→ **Work request**
In the entries below, find the lines that contain the word "panel" and copy them.

→ **Data shown**
+ + + + + + +

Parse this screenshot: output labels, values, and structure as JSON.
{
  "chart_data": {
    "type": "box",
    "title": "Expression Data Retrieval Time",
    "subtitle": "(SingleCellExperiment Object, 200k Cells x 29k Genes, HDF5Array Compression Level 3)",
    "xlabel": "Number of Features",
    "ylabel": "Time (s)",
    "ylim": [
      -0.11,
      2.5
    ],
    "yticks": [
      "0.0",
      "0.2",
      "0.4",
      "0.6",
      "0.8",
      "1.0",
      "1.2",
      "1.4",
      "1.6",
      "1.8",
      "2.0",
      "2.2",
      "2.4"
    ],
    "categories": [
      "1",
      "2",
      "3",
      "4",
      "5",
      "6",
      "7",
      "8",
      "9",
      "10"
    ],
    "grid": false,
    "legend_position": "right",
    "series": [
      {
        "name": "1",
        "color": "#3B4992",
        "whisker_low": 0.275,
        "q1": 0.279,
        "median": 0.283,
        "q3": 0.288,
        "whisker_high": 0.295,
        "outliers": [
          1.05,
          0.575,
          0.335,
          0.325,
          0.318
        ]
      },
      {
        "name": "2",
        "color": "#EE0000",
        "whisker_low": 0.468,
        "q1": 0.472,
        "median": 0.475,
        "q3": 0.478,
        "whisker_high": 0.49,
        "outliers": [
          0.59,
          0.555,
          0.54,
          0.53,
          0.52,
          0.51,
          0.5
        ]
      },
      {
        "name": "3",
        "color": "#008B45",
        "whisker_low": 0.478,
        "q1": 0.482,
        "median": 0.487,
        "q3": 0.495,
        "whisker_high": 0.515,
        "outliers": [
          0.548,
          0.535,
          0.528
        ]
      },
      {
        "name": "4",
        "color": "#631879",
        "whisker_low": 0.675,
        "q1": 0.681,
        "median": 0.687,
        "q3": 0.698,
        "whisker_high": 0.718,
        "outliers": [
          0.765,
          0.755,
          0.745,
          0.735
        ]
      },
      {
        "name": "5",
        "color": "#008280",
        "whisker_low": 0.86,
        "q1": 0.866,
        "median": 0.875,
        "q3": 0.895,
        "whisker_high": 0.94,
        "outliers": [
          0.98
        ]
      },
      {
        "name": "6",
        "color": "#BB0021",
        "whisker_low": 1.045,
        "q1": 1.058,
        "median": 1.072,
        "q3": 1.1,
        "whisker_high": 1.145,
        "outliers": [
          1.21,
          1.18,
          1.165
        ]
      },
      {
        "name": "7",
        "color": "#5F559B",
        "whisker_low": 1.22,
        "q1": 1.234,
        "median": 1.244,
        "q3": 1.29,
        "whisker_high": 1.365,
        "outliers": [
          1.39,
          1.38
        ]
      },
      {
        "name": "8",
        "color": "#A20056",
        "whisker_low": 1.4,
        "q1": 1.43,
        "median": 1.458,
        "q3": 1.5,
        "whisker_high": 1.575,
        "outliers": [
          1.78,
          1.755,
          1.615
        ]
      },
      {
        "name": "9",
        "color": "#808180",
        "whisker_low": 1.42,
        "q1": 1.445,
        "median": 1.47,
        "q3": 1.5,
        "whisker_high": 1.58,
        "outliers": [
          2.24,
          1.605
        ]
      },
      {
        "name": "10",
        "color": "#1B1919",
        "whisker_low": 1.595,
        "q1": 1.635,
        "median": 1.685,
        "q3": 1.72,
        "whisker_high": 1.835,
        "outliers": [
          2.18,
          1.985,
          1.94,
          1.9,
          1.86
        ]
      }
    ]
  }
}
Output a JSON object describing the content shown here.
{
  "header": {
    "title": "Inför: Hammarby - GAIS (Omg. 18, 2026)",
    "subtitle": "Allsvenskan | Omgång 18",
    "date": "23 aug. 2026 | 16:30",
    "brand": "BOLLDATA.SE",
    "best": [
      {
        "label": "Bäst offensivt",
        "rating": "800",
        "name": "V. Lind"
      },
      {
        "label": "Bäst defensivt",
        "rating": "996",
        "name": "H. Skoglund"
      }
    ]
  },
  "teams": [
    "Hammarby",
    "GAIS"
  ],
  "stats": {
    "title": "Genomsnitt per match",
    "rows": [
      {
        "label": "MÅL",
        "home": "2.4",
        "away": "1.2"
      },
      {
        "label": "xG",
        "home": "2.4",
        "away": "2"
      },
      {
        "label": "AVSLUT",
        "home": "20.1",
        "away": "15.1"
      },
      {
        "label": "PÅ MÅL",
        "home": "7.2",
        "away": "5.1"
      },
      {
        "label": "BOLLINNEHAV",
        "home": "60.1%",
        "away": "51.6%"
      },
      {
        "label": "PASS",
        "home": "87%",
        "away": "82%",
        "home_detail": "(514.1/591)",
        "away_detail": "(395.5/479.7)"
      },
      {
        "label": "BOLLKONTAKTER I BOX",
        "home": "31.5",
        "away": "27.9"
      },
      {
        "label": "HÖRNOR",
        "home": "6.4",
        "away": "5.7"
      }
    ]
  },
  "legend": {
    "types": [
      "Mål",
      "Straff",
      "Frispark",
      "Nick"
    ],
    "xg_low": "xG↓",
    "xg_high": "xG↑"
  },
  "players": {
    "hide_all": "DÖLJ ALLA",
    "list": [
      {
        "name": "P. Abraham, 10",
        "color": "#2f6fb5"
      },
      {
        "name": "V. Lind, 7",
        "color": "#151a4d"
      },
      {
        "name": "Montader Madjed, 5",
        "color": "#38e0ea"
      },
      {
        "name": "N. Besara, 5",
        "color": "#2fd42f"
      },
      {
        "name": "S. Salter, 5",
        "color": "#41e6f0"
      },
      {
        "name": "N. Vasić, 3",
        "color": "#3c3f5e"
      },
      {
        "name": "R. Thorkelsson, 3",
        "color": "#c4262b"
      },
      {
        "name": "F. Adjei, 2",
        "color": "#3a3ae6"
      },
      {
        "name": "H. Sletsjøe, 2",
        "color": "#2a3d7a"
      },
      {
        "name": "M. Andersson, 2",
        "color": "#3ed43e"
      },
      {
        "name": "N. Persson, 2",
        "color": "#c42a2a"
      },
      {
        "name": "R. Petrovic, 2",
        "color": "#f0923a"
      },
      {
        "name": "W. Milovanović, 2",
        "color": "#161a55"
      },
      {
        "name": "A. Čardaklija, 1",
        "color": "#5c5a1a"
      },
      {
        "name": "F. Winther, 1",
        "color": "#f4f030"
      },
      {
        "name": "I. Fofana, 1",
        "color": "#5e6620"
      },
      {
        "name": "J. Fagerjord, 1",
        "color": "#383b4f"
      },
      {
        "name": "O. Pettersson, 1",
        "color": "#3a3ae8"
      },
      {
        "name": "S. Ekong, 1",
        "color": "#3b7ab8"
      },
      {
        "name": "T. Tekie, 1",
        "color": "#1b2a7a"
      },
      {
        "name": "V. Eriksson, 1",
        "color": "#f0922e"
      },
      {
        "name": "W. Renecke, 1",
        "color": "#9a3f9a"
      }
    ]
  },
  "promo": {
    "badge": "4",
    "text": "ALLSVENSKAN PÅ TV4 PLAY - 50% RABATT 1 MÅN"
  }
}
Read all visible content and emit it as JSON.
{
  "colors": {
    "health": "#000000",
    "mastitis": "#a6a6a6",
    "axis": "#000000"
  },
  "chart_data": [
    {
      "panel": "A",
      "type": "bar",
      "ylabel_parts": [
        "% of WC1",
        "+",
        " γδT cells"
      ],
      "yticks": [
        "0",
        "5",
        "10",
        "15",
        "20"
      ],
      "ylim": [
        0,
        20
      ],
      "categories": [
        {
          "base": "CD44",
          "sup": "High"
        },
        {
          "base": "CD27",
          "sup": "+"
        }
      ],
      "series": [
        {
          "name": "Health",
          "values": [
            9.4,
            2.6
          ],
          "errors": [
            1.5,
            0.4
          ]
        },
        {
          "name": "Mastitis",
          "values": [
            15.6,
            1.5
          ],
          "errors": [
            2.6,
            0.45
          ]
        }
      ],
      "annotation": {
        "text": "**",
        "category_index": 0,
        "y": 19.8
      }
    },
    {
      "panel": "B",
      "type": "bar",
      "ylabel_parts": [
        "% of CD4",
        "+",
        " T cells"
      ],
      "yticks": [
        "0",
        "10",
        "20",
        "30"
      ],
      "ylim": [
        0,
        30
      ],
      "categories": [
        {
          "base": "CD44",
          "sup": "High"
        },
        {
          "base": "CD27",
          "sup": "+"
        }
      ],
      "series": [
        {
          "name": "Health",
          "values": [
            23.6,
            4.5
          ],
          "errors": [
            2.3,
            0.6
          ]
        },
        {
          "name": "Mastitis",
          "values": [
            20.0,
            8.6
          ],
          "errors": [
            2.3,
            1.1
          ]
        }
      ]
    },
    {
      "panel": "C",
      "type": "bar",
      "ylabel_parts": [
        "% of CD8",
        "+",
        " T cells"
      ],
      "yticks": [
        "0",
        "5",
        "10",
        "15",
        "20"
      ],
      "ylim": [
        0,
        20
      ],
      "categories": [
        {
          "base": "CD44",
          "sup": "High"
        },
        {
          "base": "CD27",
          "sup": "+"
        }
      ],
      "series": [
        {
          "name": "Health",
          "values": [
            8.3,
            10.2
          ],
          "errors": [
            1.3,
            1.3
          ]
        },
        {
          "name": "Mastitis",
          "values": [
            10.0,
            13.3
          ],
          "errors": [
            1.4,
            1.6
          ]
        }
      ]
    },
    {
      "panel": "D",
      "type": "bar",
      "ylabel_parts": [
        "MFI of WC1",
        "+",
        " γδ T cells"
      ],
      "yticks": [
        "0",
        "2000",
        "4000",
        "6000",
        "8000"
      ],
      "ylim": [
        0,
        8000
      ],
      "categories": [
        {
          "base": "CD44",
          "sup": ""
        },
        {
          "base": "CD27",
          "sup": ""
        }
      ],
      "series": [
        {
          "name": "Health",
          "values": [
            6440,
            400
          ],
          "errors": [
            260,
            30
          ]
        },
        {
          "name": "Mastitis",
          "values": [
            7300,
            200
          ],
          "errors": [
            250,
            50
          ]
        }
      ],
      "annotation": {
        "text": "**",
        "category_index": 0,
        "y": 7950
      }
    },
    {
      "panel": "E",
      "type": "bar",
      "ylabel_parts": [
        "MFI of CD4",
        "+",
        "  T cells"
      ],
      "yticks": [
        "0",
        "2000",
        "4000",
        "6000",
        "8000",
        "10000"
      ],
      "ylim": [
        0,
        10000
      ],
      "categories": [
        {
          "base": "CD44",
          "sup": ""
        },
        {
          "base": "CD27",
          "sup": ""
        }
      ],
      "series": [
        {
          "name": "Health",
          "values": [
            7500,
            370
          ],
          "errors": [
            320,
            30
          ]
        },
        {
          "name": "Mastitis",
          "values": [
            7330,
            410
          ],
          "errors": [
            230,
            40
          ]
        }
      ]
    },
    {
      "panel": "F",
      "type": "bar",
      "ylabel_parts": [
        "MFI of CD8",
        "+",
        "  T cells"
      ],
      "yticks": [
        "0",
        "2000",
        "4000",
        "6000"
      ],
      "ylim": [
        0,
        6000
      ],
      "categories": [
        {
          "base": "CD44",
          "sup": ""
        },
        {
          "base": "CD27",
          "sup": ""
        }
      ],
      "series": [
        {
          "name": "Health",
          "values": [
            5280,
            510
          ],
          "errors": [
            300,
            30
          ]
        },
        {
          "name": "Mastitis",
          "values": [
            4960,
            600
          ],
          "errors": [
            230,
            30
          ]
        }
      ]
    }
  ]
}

+ + + + + + +

→ **Task result**
      "panel": "A",
      "panel": "B",
      "panel": "C",
      "panel": "D",
      "panel": "E",
      "panel": "F",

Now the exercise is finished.